═══ DATA

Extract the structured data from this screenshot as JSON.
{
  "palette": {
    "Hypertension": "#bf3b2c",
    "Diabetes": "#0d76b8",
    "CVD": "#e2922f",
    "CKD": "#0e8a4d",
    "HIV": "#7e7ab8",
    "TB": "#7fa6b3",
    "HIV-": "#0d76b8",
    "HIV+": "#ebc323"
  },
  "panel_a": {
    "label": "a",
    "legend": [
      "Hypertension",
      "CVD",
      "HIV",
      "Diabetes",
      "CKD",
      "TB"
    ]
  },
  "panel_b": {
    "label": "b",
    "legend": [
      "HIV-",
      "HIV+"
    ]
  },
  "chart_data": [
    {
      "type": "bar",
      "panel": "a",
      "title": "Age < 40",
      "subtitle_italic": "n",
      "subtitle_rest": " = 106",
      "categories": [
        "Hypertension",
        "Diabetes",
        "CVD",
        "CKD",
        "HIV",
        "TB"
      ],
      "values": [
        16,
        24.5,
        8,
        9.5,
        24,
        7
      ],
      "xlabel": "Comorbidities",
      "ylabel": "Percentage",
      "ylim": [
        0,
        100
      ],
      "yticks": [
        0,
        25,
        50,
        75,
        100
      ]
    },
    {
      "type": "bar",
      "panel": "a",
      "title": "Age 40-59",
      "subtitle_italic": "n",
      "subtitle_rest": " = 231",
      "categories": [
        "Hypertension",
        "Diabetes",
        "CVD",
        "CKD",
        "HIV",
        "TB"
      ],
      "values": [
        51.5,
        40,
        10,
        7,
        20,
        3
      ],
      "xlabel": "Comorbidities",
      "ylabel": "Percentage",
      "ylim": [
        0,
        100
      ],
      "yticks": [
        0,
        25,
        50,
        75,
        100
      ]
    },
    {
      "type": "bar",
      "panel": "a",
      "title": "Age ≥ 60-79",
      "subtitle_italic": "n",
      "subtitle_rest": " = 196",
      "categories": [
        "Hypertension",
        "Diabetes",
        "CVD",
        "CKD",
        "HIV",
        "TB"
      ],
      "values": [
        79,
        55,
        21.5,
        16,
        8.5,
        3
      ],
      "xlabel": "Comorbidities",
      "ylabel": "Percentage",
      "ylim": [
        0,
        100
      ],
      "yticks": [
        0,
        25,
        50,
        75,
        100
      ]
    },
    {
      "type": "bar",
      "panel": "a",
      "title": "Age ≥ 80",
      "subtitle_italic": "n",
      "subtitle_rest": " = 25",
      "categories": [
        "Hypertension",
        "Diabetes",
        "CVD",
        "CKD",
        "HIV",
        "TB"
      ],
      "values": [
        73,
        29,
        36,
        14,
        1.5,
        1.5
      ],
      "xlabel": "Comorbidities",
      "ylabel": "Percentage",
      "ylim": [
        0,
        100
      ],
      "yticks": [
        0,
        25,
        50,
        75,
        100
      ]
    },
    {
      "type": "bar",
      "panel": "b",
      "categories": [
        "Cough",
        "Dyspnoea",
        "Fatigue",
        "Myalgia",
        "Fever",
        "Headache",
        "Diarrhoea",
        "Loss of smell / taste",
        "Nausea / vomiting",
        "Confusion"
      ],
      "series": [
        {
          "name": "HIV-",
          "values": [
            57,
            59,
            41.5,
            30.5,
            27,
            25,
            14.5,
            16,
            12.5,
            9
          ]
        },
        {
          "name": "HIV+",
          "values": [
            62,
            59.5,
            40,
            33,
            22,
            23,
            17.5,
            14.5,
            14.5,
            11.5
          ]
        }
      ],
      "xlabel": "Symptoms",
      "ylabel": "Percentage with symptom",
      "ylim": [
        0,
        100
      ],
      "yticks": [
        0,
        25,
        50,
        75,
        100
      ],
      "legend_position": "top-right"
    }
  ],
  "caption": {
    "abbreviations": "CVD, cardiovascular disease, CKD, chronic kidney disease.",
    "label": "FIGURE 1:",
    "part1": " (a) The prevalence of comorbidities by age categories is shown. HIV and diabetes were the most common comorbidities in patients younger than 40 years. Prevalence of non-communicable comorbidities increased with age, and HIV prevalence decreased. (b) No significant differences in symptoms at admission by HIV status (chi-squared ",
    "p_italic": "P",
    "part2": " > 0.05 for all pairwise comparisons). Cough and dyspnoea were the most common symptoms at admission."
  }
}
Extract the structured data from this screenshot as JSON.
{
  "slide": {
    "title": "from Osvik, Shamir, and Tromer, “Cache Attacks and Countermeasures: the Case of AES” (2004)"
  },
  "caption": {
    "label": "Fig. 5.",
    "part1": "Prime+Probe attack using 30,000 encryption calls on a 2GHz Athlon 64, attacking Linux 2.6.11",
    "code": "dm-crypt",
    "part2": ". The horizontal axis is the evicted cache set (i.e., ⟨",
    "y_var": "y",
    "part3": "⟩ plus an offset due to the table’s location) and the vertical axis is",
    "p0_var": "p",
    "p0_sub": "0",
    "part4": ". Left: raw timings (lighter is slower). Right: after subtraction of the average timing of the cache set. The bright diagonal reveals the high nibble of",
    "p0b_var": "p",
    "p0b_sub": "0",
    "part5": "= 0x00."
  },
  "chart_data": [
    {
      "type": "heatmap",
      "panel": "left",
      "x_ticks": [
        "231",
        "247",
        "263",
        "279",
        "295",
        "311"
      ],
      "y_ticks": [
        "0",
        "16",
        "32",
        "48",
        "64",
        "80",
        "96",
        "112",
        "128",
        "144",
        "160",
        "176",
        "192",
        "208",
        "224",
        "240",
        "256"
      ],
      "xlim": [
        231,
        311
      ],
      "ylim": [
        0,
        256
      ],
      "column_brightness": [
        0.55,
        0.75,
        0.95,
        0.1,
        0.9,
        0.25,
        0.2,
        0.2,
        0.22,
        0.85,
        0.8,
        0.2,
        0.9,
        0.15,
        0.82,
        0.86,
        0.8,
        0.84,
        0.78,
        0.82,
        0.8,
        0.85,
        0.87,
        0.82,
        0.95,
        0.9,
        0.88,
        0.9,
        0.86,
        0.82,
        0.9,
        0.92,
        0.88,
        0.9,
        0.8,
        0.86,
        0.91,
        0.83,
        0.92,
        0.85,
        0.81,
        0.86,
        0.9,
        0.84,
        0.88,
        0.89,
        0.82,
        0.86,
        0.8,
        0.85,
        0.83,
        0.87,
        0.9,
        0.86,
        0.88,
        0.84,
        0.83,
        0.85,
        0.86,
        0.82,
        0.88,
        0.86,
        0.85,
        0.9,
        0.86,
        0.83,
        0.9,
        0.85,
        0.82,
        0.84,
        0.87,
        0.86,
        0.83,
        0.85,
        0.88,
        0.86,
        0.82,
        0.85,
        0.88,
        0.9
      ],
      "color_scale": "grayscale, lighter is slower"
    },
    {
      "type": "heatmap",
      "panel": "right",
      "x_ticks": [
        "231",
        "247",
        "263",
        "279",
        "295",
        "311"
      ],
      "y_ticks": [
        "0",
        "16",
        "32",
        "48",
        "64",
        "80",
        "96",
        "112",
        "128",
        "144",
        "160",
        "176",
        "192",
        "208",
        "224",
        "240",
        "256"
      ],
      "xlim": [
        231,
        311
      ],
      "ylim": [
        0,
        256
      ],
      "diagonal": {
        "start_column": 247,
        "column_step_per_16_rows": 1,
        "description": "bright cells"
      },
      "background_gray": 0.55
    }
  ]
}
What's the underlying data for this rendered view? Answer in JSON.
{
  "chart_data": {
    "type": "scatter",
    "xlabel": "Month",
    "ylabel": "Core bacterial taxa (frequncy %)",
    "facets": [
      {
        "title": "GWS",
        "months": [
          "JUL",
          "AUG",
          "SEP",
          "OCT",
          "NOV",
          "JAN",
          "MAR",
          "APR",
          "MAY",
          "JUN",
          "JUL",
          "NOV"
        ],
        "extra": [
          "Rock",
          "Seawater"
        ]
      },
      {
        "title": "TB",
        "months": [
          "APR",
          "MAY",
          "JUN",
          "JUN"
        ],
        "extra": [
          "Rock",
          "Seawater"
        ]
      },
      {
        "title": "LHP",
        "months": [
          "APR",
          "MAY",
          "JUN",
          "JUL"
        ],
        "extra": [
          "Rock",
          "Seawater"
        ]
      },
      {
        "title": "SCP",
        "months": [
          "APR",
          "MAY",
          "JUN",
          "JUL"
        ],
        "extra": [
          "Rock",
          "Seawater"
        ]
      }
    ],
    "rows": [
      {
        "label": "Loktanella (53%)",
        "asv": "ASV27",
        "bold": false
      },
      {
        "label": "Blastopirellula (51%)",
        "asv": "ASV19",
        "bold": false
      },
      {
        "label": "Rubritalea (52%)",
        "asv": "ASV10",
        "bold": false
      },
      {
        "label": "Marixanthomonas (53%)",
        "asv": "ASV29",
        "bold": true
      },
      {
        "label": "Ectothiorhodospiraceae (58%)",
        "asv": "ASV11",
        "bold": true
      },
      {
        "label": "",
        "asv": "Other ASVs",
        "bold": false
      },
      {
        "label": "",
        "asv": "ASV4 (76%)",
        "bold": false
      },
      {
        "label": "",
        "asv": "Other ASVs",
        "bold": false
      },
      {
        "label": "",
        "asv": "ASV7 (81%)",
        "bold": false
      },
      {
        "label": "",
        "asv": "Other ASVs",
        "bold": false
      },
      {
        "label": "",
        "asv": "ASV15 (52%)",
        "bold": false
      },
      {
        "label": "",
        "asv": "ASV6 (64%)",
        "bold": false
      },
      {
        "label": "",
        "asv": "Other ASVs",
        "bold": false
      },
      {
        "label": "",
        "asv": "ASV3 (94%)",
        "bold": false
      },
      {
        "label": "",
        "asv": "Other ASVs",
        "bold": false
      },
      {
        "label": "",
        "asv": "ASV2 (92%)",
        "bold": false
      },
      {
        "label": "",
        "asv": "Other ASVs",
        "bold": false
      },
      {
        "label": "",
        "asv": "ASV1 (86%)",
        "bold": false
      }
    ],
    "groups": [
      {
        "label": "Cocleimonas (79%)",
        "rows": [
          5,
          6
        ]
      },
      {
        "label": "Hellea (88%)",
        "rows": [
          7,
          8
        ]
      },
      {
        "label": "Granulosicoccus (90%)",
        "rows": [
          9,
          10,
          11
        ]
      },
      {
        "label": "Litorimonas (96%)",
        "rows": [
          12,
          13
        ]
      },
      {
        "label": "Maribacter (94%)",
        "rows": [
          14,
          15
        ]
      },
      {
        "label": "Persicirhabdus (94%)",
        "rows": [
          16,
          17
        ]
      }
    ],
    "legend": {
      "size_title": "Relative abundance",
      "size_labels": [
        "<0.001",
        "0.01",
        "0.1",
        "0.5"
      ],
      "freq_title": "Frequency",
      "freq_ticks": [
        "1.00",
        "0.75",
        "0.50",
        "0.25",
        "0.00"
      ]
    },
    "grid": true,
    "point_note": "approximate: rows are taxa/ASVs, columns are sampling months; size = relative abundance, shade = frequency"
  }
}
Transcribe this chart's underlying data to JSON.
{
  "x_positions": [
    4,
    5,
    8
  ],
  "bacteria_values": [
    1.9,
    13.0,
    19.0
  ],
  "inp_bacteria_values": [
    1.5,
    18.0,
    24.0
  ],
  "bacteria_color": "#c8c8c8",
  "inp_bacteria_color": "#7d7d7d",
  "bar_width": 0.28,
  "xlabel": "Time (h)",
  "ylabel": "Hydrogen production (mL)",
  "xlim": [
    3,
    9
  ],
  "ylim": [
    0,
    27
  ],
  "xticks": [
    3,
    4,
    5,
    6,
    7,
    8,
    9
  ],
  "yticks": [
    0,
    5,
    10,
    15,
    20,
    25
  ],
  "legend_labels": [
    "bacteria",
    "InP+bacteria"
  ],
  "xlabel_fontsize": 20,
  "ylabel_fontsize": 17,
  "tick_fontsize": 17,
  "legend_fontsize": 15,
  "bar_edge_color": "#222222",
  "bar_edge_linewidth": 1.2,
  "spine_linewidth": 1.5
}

══════

EXERCISE OBJECTIVE: Please copy out each line of the data in which the word "admission" occurs.

SOLUTION TO THE PROBLEM:
    "part1": " (a) The prevalence of comorbidities by age categories is shown. HIV and diabetes were the most common comorbidities in patients younger than 40 years. Prevalence of non-communicable comorbidities increased with age, and HIV prevalence decreased. (b) No significant differences in symptoms at admission by HIV status (chi-squared ",
    "part2": " > 0.05 for all pairwise comparisons). Cough and dyspnoea were the most common symptoms at admission."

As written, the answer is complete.